_Extracted data:_
+++

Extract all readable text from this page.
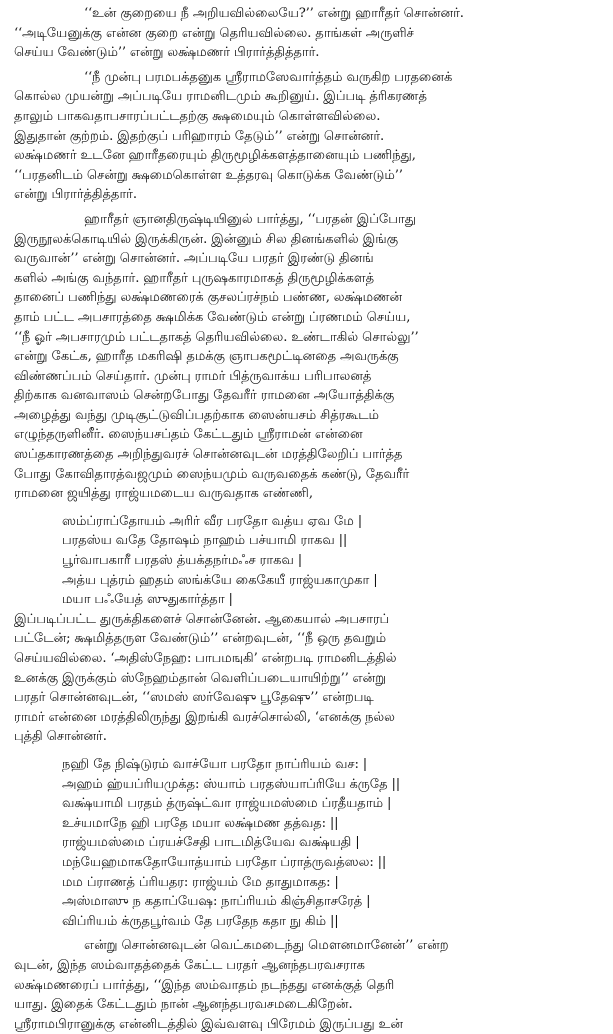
‘‘உன் குறையை நீ அறியவில்லையே?’’ என்று ஹாரீதர் சொன்னர்.
‘‘அடியேனுக்கு என்ன குறை என்று தெரியவில்லை. தாங்கள் அருளிச்
செய்ய வேண்டும்’’ என்று லக்ஷ்மணர் பிரார்த்தித்தார்.
‘‘நீ முன்பு பரமபக்தனுக ஸ்ரீராமஸேவார்த்தம் வருகிற பரதனைக்
கொல்ல முயன்று அப்படியே ராமனிடமும் கூறினுய். இப்படி த்ரிகரணத்
தாலும் பாகவதாபசாரப்பட்டதற்கு க்ஷமையும் கொள்ளவில்லை.
இதுதான் குற்றம். இதற்குப் பரிஹாரம் தேடும்’’ என்று சொன்னர்.
லக்ஷ்மணர் உடனே ஹாரீதரையும் திருமூழிக்களத்தானையும் பணிந்து,
‘‘பரதனிடம் சென்று க்ஷமைகொள்ள உத்தரவு கொடுக்க வேண்டும்’’
என்று பிரார்த்தித்தார்.
ஹாரீதர் ஞானதிருஷ்டியினுல் பார்த்து, ‘‘பரதன் இப்போது
இருநூலக்கொடியில் இருக்கிருன். இன்னும் சில தினங்களில் இங்கு
வருவான்’’ என்று சொன்னர். அப்படியே பரதர் இரண்டு தினங்
களில் அங்கு வந்தார். ஹாரீதர் புருஷகாரமாகத் திருமூழிக்களத்
தானைப் பணிந்து லக்ஷ்மணரைக் குசலப்ரச்நம் பண்ண, லக்ஷ்மணன்
தாம் பட்ட அபசாரத்தை க்ஷமிக்க வேண்டும் என்று ப்ரணமம் செய்ய,
‘‘நீ ஓர் அபசாரமும் பட்டதாகத் தெரியவில்லை. உண்டாகில் சொல்லு’’
என்று கேட்க, ஹாரீத மகரிஷி தமக்கு ஞாபகமூட்டினதை அவருக்கு
விண்ணப்பம் செய்தார். முன்பு ராமர் பித்ருவாக்ய பரிபாலனத்
திற்காக வனவாஸம் சென்றபோது தேவரீர் ராமனை அயோத்திக்கு
அழைத்து வந்து முடிசூட்டுவிப்பதற்காக ஸைன்யசம் சித்ரகூடம்
எழுந்தருளினீர். ஸைந்யசப்தம் கேட்டதும் ஸ்ரீராமன் என்னை
ஸப்தகாரணத்தை அறிந்துவரச் சொன்னவுடன் மரத்திலேறிப் பார்த்த
போது கோவிதாரத்வஜமும் ஸைந்யமும் வருவதைக் கண்டு, தேவரீர்
ராமனை ஜயித்து ராஜ்யமடைய வருவதாக எண்ணி,
ஸம்ப்ராப்தோயம் அரிர் வீர பரதோ வத்ய ஏவ மே |
பரதஸ்ய வதே தோஷம் நாஹம் பச்யாமி ராகவ ||
பூர்வாபகாரீ பரதஸ் த்யக்தநர்மஃச ராகவ |
அத்ய புத்ரம் ஹதம் ஸங்க்யே கைகேயீ ராஜ்யகாமுகா |
மயா பஃயேத் ஸுதுகார்த்தா |
இப்படிப்பட்ட துருக்திகளைச் சொன்னேன். ஆகையால் அபசாரப்
பட்டேன்; க்ஷமித்தருள வேண்டும்’’ என்றவுடன், ‘‘நீ ஒரு தவறும்
செய்யவில்லை. ‘அதிஸ்நேஹ: பாபமஙுகி’ என்றபடி ராமனிடத்தில்
உனக்கு இருக்கும் ஸ்நேஹம்தான் வெளிப்படையாயிற்று’’ என்று
பரதர் சொன்னவுடன், ‘‘ஸமஸ் ஸர்வேஷு பூதேஷு’’ என்றபடி
ராமர் என்னை மரத்திலிருந்து இறங்கி வரச்சொல்லி, ‘எனக்கு நல்ல
புத்தி சொன்னர்.
நஹி தே நிஷ்டுரம் வாச்யோ பரதோ நாப்ரியம் வச: |
அஹம் ஹ்யப்ரியமுக்த: ஸ்யாம் பரதஸ்யாப்ரியே க்ருதே ||
வக்ஷ்யாமி பரதம் த்ருஷ்ட்வா ராஜ்யமஸ்மை ப்ரதீயதாம் |
உச்யமாநே ஹி பரதே மயா லக்ஷ்மண தத்வத: ||
ராஜ்யமஸ்மை ப்ரயச்சேதி பாடமித்யேவ வக்ஷ்யதி |
மந்யேஹமாகதோயோத்யாம் பரதோ ப்ராத்ருவத்ஸல: ||
மம ப்ராணத் ப்ரியதர: ராஜ்யம் மே தாதுமாகத: |
அஸ்மாஸு ந கதாப்யேஷ: நாப்ரியம் கிஞ்சிதாசரேத் |
விப்ரியம் க்ருதபூர்வம் தே பரதேந கதா நு கிம் ||
என்று சொன்னவுடன் வெட்கமடைந்து மௌனமானேன்’’ என்ற
வுடன், இந்த ஸம்வாதத்தைக் கேட்ட பரதர் ஆனந்தபரவசராக
லக்ஷ்மணரைப் பார்த்து, ‘‘இந்த ஸம்வாதம் நடந்தது எனக்குத் தெரி
யாது. இதைக் கேட்டதும் நான் ஆனந்தபரவசமடைகிறேன்.
ஸ்ரீராமபிரானுக்கு என்னிடத்தில் இவ்வளவு பிரேமம் இருப்பது உன்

+++

_Challenge:_
Your answer should be a single number: how many lines of the material contain the word "பரதன".

_The solution:_
3